» **What to work on**
Will you print the material below without altering a single character?

» **Data provided**
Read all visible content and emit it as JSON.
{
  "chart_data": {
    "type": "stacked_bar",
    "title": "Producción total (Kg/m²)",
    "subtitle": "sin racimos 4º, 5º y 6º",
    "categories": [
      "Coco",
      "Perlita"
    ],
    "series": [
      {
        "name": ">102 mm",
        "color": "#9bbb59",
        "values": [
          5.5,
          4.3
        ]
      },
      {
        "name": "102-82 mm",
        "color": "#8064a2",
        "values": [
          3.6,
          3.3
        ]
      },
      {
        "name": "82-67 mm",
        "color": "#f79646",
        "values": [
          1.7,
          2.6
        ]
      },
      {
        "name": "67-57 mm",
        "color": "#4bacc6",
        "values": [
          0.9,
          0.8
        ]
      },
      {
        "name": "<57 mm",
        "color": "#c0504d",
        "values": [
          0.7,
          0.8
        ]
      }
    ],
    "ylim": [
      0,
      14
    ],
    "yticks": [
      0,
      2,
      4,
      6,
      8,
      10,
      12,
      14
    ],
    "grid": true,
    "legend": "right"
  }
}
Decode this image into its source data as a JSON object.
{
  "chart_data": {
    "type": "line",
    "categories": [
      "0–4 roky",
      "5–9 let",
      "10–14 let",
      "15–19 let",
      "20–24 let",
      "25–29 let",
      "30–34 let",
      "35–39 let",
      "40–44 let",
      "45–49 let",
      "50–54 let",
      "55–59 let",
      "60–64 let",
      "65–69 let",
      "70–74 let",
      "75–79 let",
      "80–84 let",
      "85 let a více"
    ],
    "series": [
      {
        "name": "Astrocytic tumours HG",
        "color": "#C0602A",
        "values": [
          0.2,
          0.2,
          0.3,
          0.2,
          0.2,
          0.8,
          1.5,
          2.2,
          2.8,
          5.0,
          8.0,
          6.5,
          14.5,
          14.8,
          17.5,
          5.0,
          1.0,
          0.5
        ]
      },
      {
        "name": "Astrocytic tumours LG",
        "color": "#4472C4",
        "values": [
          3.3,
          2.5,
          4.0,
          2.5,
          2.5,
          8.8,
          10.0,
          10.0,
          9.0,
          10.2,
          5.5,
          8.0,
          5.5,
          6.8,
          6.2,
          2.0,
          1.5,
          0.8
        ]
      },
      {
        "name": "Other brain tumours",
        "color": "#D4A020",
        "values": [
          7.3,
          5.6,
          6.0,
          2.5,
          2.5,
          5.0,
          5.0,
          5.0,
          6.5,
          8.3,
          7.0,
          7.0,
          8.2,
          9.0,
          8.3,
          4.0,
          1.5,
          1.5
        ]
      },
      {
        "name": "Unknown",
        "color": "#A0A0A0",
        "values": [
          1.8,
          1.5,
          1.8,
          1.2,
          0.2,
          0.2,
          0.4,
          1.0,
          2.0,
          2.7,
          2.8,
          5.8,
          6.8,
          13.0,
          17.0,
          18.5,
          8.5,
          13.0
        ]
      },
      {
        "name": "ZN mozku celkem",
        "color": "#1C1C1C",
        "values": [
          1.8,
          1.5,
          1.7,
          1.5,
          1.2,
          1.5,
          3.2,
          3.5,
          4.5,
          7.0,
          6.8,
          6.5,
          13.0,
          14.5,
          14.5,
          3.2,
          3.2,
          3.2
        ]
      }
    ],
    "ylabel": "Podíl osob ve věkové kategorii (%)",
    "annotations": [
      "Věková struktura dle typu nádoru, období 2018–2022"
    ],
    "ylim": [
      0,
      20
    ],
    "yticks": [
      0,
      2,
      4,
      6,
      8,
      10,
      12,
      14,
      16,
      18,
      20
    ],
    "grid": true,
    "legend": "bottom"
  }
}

» **The answer**
Read all visible content and emit it as JSON.
{
  "chart_data": {
    "type": "stacked_bar",
    "title": "Producción total (Kg/m²)",
    "subtitle": "sin racimos 4º, 5º y 6º",
    "categories": [
      "Coco",
      "Perlita"
    ],
    "series": [
      {
        "name": ">102 mm",
        "color": "#9bbb59",
        "values": [
          5.5,
          4.3
        ]
      },
      {
        "name": "102-82 mm",
        "color": "#8064a2",
        "values": [
          3.6,
          3.3
        ]
      },
      {
        "name": "82-67 mm",
        "color": "#f79646",
        "values": [
          1.7,
          2.6
        ]
      },
      {
        "name": "67-57 mm",
        "color": "#4bacc6",
        "values": [
          0.9,
          0.8
        ]
      },
      {
        "name": "<57 mm",
        "color": "#c0504d",
        "values": [
          0.7,
          0.8
        ]
      }
    ],
    "ylim": [
      0,
      14
    ],
    "yticks": [
      0,
      2,
      4,
      6,
      8,
      10,
      12,
      14
    ],
    "grid": true,
    "legend": "right"
  }
}
Decode this image into its source data as a JSON object.
{
  "chart_data": {
    "type": "line",
    "categories": [
      "0–4 roky",
      "5–9 let",
      "10–14 let",
      "15–19 let",
      "20–24 let",
      "25–29 let",
      "30–34 let",
      "35–39 let",
      "40–44 let",
      "45–49 let",
      "50–54 let",
      "55–59 let",
      "60–64 let",
      "65–69 let",
      "70–74 let",
      "75–79 let",
      "80–84 let",
      "85 let a více"
    ],
    "series": [
      {
        "name": "Astrocytic tumours HG",
        "color": "#C0602A",
        "values": [
          0.2,
          0.2,
          0.3,
          0.2,
          0.2,
          0.8,
          1.5,
          2.2,
          2.8,
          5.0,
          8.0,
          6.5,
          14.5,
          14.8,
          17.5,
          5.0,
          1.0,
          0.5
        ]
      },
      {
        "name": "Astrocytic tumours LG",
        "color": "#4472C4",
        "values": [
          3.3,
          2.5,
          4.0,
          2.5,
          2.5,
          8.8,
          10.0,
          10.0,
          9.0,
          10.2,
          5.5,
          8.0,
          5.5,
          6.8,
          6.2,
          2.0,
          1.5,
          0.8
        ]
      },
      {
        "name": "Other brain tumours",
        "color": "#D4A020",
        "values": [
          7.3,
          5.6,
          6.0,
          2.5,
          2.5,
          5.0,
          5.0,
          5.0,
          6.5,
          8.3,
          7.0,
          7.0,
          8.2,
          9.0,
          8.3,
          4.0,
          1.5,
          1.5
        ]
      },
      {
        "name": "Unknown",
        "color": "#A0A0A0",
        "values": [
          1.8,
          1.5,
          1.8,
          1.2,
          0.2,
          0.2,
          0.4,
          1.0,
          2.0,
          2.7,
          2.8,
          5.8,
          6.8,
          13.0,
          17.0,
          18.5,
          8.5,
          13.0
        ]
      },
      {
        "name": "ZN mozku celkem",
        "color": "#1C1C1C",
        "values": [
          1.8,
          1.5,
          1.7,
          1.5,
          1.2,
          1.5,
          3.2,
          3.5,
          4.5,
          7.0,
          6.8,
          6.5,
          13.0,
          14.5,
          14.5,
          3.2,
          3.2,
          3.2
        ]
      }
    ],
    "ylabel": "Podíl osob ve věkové kategorii (%)",
    "annotations": [
      "Věková struktura dle typu nádoru, období 2018–2022"
    ],
    "ylim": [
      0,
      20
    ],
    "yticks": [
      0,
      2,
      4,
      6,
      8,
      10,
      12,
      14,
      16,
      18,
      20
    ],
    "grid": true,
    "legend": "bottom"
  }
}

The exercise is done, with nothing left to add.